▸ What the exercise asks
Repeat the listing exactly as given, omitting every image.

▸ Data shown
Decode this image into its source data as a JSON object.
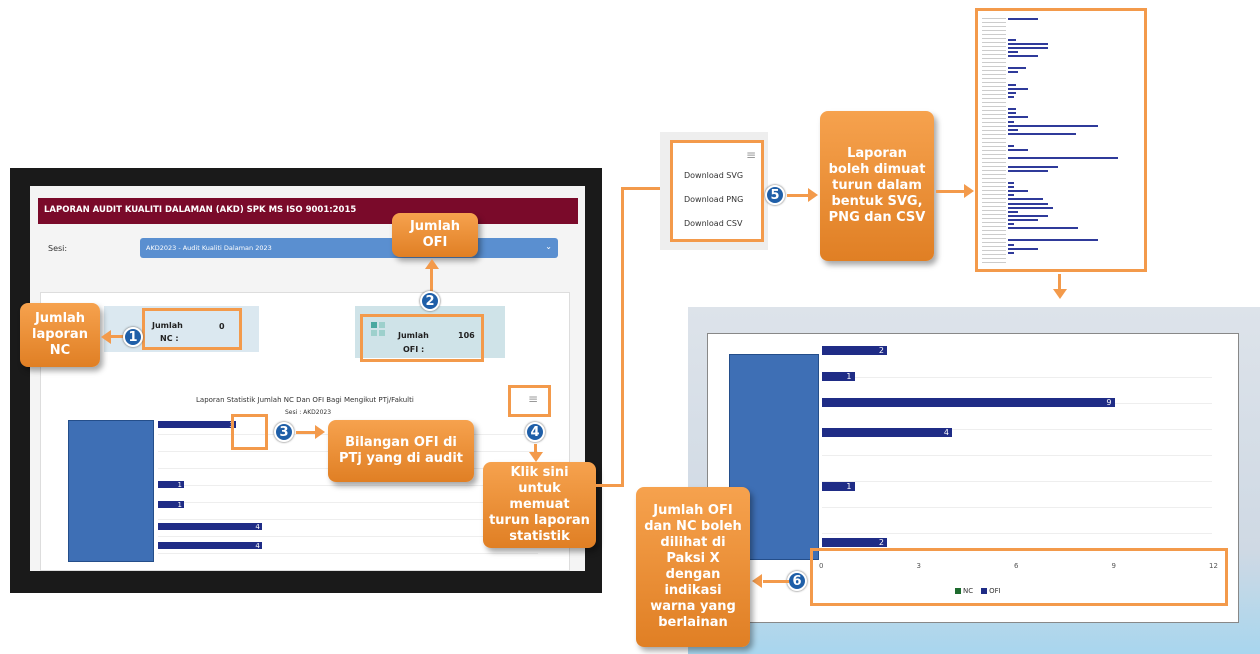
{
  "left_screen": {
    "header_title": "LAPORAN AUDIT KUALITI DALAMAN (AKD) SPK MS ISO 9001:2015",
    "session_label": "Sesi:",
    "session_value": "AKD2023 - Audit Kualiti Dalaman 2023",
    "nc_card": {
      "label1": "Jumlah",
      "label2": "NC :",
      "value": "0"
    },
    "ofi_card": {
      "label1": "Jumlah",
      "label2": "OFI :",
      "value": "106"
    },
    "chart_title": "Laporan Statistik Jumlah NC Dan OFI Bagi Mengikut PTj/Fakulti",
    "chart_subtitle": "Sesi : AKD2023"
  },
  "download_menu": {
    "items": [
      "Download SVG",
      "Download PNG",
      "Download CSV"
    ]
  },
  "zoom_chart": {
    "x_ticks": [
      "0",
      "3",
      "6",
      "9",
      "12"
    ],
    "legend": [
      {
        "name": "NC",
        "color": "#1e6b2e"
      },
      {
        "name": "OFI",
        "color": "#1f2c86"
      }
    ]
  },
  "callouts": {
    "c1": "Jumlah laporan NC",
    "c2": "Jumlah OFI",
    "c3": "Bilangan OFI di PTj yang di audit",
    "c4": "Klik sini untuk memuat turun laporan statistik",
    "c5": "Laporan boleh dimuat turun dalam bentuk SVG, PNG dan CSV",
    "c6": "Jumlah OFI dan NC boleh dilihat di Paksi X dengan indikasi warna yang berlainan"
  },
  "badges": [
    "1",
    "2",
    "3",
    "4",
    "5",
    "6"
  ],
  "chart_data": {
    "type": "bar",
    "orientation": "horizontal",
    "title": "Laporan Statistik Jumlah NC Dan OFI Bagi Mengikut PTj/Fakulti",
    "subtitle": "Sesi : AKD2023",
    "series": [
      {
        "name": "NC",
        "values": []
      },
      {
        "name": "OFI",
        "values": [
          2,
          1,
          9,
          4,
          1,
          2
        ]
      }
    ],
    "xlim": [
      0,
      12
    ],
    "x_ticks": [
      0,
      3,
      6,
      9,
      12
    ],
    "left_chart_visible_values": [
      3,
      1,
      1,
      4,
      4
    ],
    "legend": "bottom"
  },
  "colors": {
    "accent": "#f39a4b",
    "header": "#7a0a2a",
    "bar": "#1f2c86",
    "badge": "#1f5fa8"
  }
}
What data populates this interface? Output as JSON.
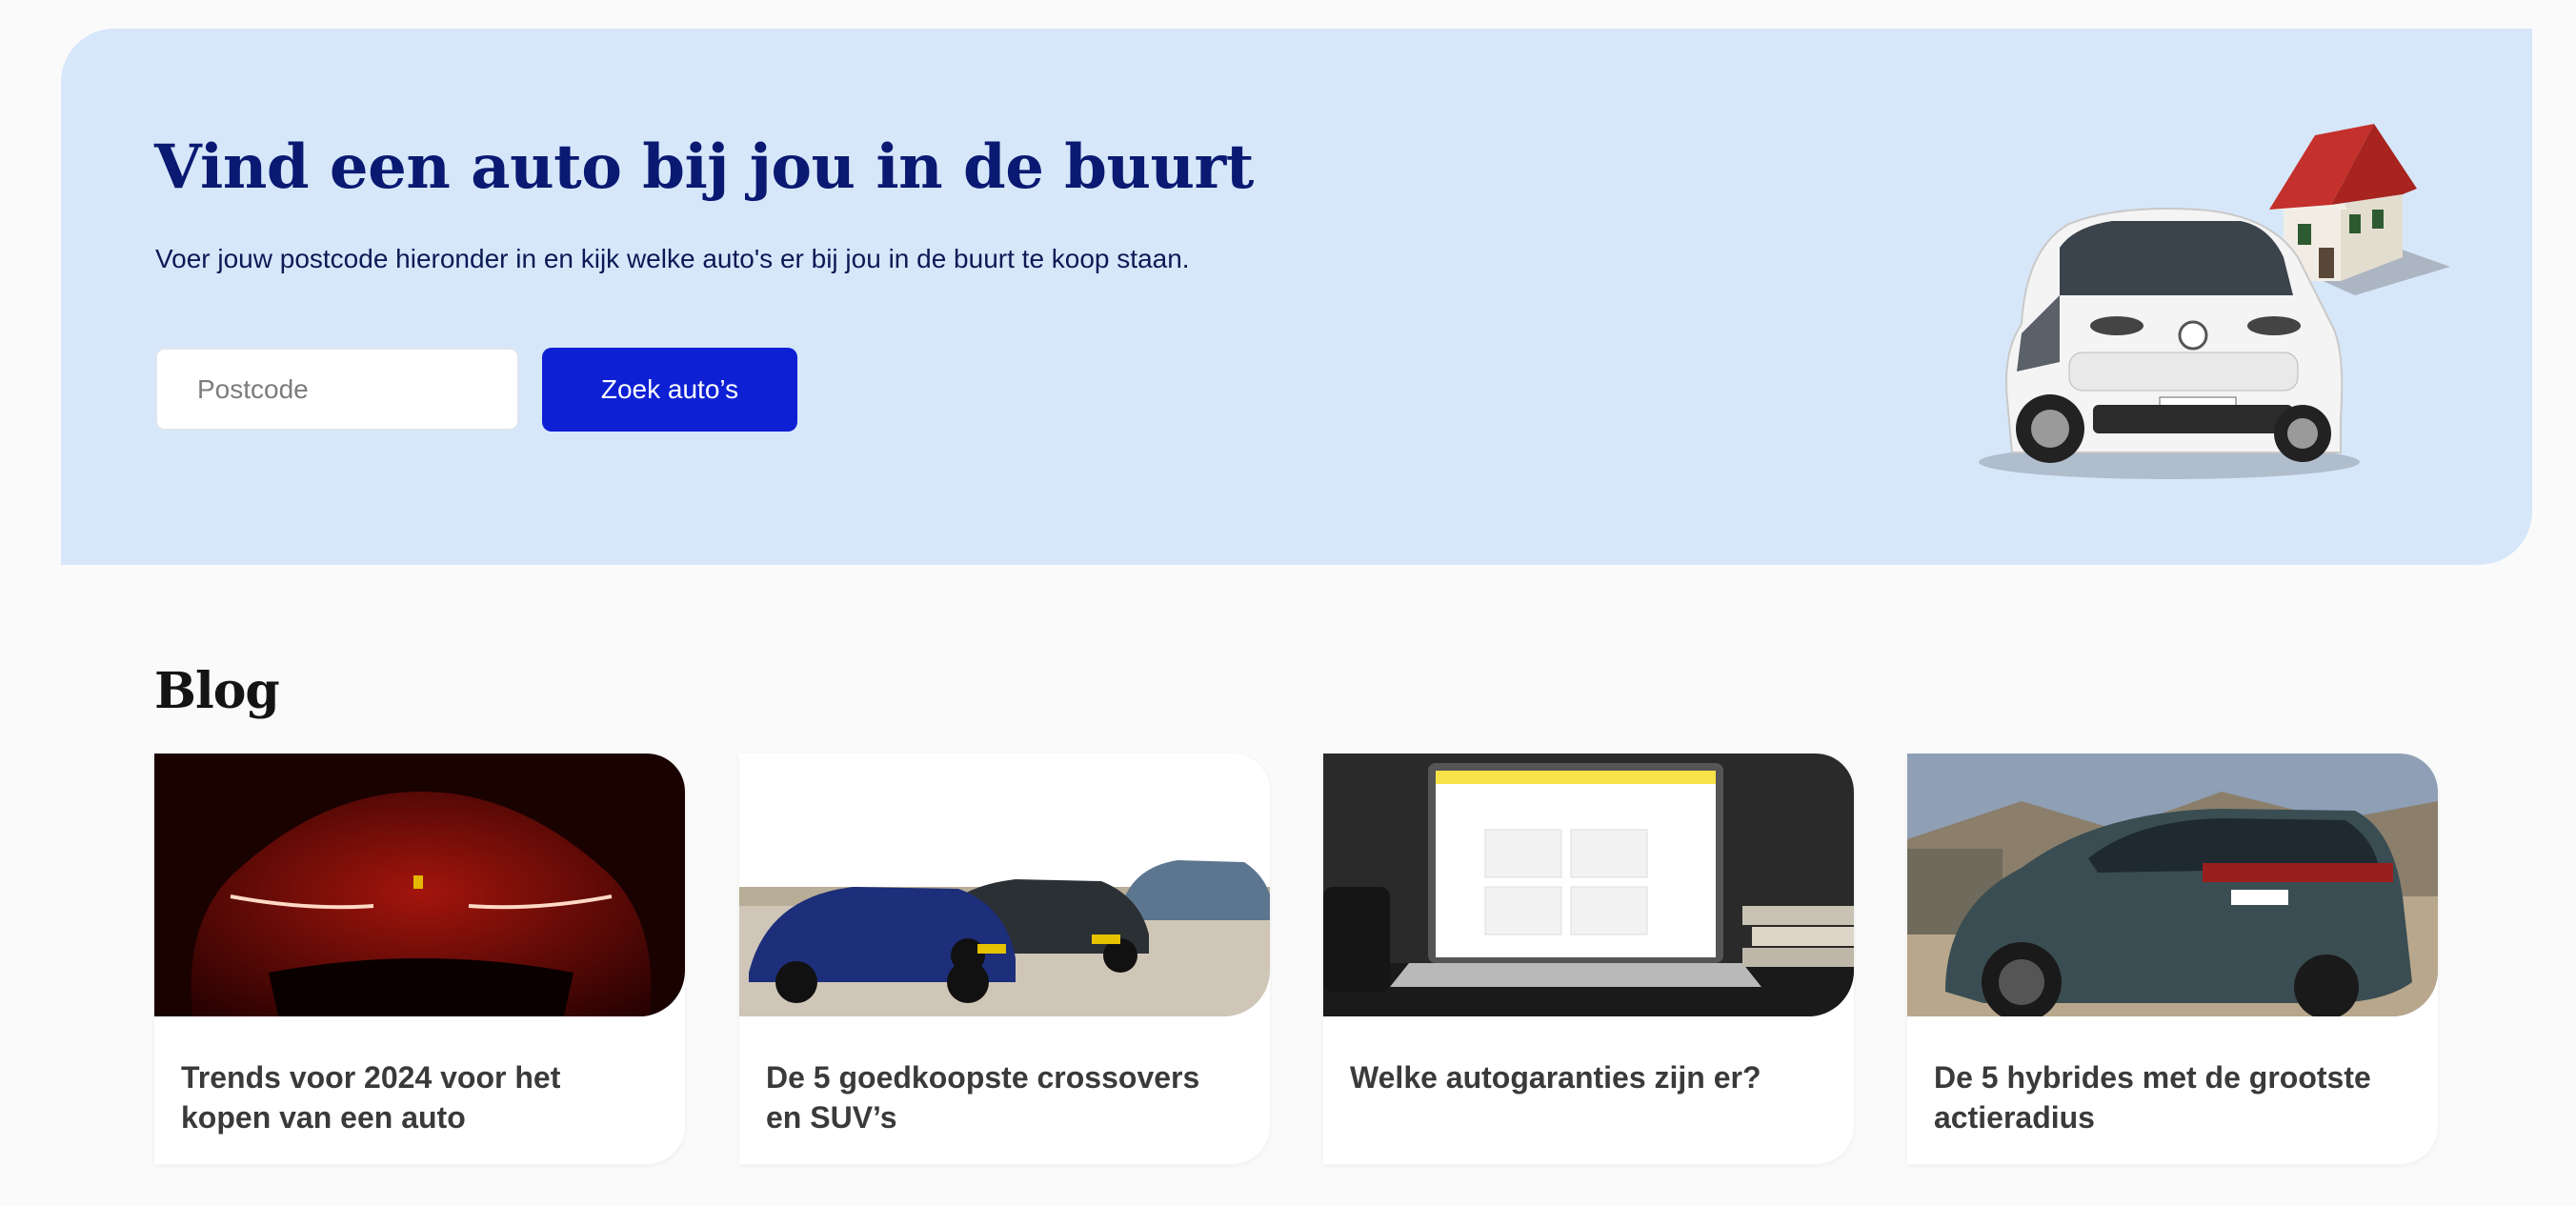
{
  "hero": {
    "title": "Vind een auto bij jou in de buurt",
    "subtitle": "Voer jouw postcode hieronder in en kijk welke auto's er bij jou in de buurt te koop staan.",
    "postcode_placeholder": "Postcode",
    "postcode_value": "",
    "search_label": "Zoek auto’s",
    "image_alt": "car-and-house-illustration"
  },
  "blog": {
    "title": "Blog",
    "cards": [
      {
        "title": "Trends voor 2024 voor het kopen van een auto",
        "image": "red-sports-car-image"
      },
      {
        "title": "De 5 goedkoopste crossovers en SUV’s",
        "image": "suv-lineup-image"
      },
      {
        "title": "Welke autogaranties zijn er?",
        "image": "laptop-image"
      },
      {
        "title": "De 5 hybrides met de grootste actieradius",
        "image": "hybrid-suv-image"
      }
    ]
  },
  "colors": {
    "hero_bg": "#d7e7fa",
    "brand_navy": "#0a1a72",
    "button_blue": "#0e20d4",
    "page_bg": "#fafafa"
  }
}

▸ Task solution
Decode this image into its source data as a JSON object.
{
  "left_screen": {
    "header_title": "LAPORAN AUDIT KUALITI DALAMAN (AKD) SPK MS ISO 9001:2015",
    "session_label": "Sesi:",
    "session_value": "AKD2023 - Audit Kualiti Dalaman 2023",
    "nc_card": {
      "label1": "Jumlah",
      "label2": "NC :",
      "value": "0"
    },
    "ofi_card": {
      "label1": "Jumlah",
      "label2": "OFI :",
      "value": "106"
    },
    "chart_title": "Laporan Statistik Jumlah NC Dan OFI Bagi Mengikut PTj/Fakulti",
    "chart_subtitle": "Sesi : AKD2023"
  },
  "download_menu": {
    "items": [
      "Download SVG",
      "Download PNG",
      "Download CSV"
    ]
  },
  "zoom_chart": {
    "x_ticks": [
      "0",
      "3",
      "6",
      "9",
      "12"
    ],
    "legend": [
      {
        "name": "NC",
        "color": "#1e6b2e"
      },
      {
        "name": "OFI",
        "color": "#1f2c86"
      }
    ]
  },
  "callouts": {
    "c1": "Jumlah laporan NC",
    "c2": "Jumlah OFI",
    "c3": "Bilangan OFI di PTj yang di audit",
    "c4": "Klik sini untuk memuat turun laporan statistik",
    "c5": "Laporan boleh dimuat turun dalam bentuk SVG, PNG dan CSV",
    "c6": "Jumlah OFI dan NC boleh dilihat di Paksi X dengan indikasi warna yang berlainan"
  },
  "badges": [
    "1",
    "2",
    "3",
    "4",
    "5",
    "6"
  ],
  "chart_data": {
    "type": "bar",
    "orientation": "horizontal",
    "title": "Laporan Statistik Jumlah NC Dan OFI Bagi Mengikut PTj/Fakulti",
    "subtitle": "Sesi : AKD2023",
    "series": [
      {
        "name": "NC",
        "values": []
      },
      {
        "name": "OFI",
        "values": [
          2,
          1,
          9,
          4,
          1,
          2
        ]
      }
    ],
    "xlim": [
      0,
      12
    ],
    "x_ticks": [
      0,
      3,
      6,
      9,
      12
    ],
    "left_chart_visible_values": [
      3,
      1,
      1,
      4,
      4
    ],
    "legend": "bottom"
  },
  "colors": {
    "accent": "#f39a4b",
    "header": "#7a0a2a",
    "bar": "#1f2c86",
    "badge": "#1f5fa8"
  }
}
What data populates this interface? Output as JSON.
{
  "hero": {
    "title": "Vind een auto bij jou in de buurt",
    "subtitle": "Voer jouw postcode hieronder in en kijk welke auto's er bij jou in de buurt te koop staan.",
    "postcode_placeholder": "Postcode",
    "postcode_value": "",
    "search_label": "Zoek auto’s",
    "image_alt": "car-and-house-illustration"
  },
  "blog": {
    "title": "Blog",
    "cards": [
      {
        "title": "Trends voor 2024 voor het kopen van een auto",
        "image": "red-sports-car-image"
      },
      {
        "title": "De 5 goedkoopste crossovers en SUV’s",
        "image": "suv-lineup-image"
      },
      {
        "title": "Welke autogaranties zijn er?",
        "image": "laptop-image"
      },
      {
        "title": "De 5 hybrides met de grootste actieradius",
        "image": "hybrid-suv-image"
      }
    ]
  },
  "colors": {
    "hero_bg": "#d7e7fa",
    "brand_navy": "#0a1a72",
    "button_blue": "#0e20d4",
    "page_bg": "#fafafa"
  }
}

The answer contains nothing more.